__PROBLEM TO SOLVE__. Among the entries, how many lines carry the string "Papertrans"? Give the number and nothing else.

Extracts from a graphics dataset
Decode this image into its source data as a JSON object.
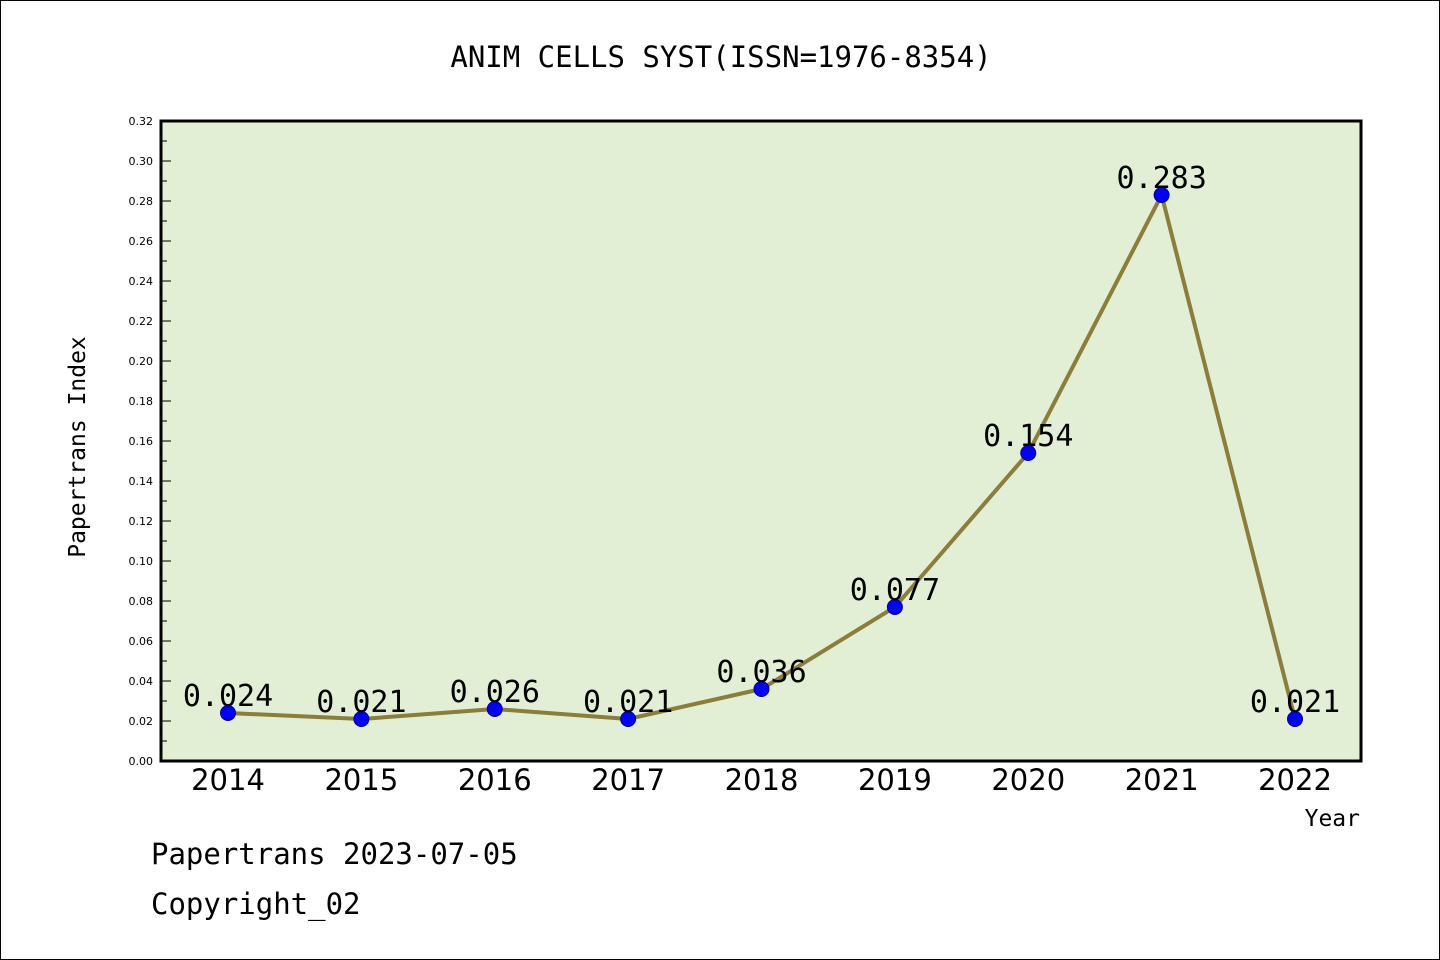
{
  "chart_data": {
    "type": "line",
    "title": "ANIM CELLS SYST(ISSN=1976-8354)",
    "xlabel": "Year",
    "ylabel": "Papertrans Index",
    "categories": [
      "2014",
      "2015",
      "2016",
      "2017",
      "2018",
      "2019",
      "2020",
      "2021",
      "2022"
    ],
    "series": [
      {
        "values": [
          0.024,
          0.021,
          0.026,
          0.021,
          0.036,
          0.077,
          0.154,
          0.283,
          0.021
        ],
        "labels": [
          "0.024",
          "0.021",
          "0.026",
          "0.021",
          "0.036",
          "0.077",
          "0.154",
          "0.283",
          "0.021"
        ]
      }
    ],
    "ylim": [
      0,
      0.32
    ],
    "yticks": [
      "0.00",
      "0.02",
      "0.04",
      "0.06",
      "0.08",
      "0.10",
      "0.12",
      "0.14",
      "0.16",
      "0.18",
      "0.20",
      "0.22",
      "0.24",
      "0.26",
      "0.28",
      "0.30",
      "0.32"
    ],
    "grid": false,
    "legend": "none",
    "colors": {
      "plot_background": "#e2efd5",
      "line": "#8b7d3a",
      "marker": "#0000ff",
      "axis": "#000000"
    }
  },
  "footer": {
    "line1": "Papertrans 2023-07-05",
    "line2": "Copyright_02"
  }
}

__ANSWER TO THE EXERCISE__. 2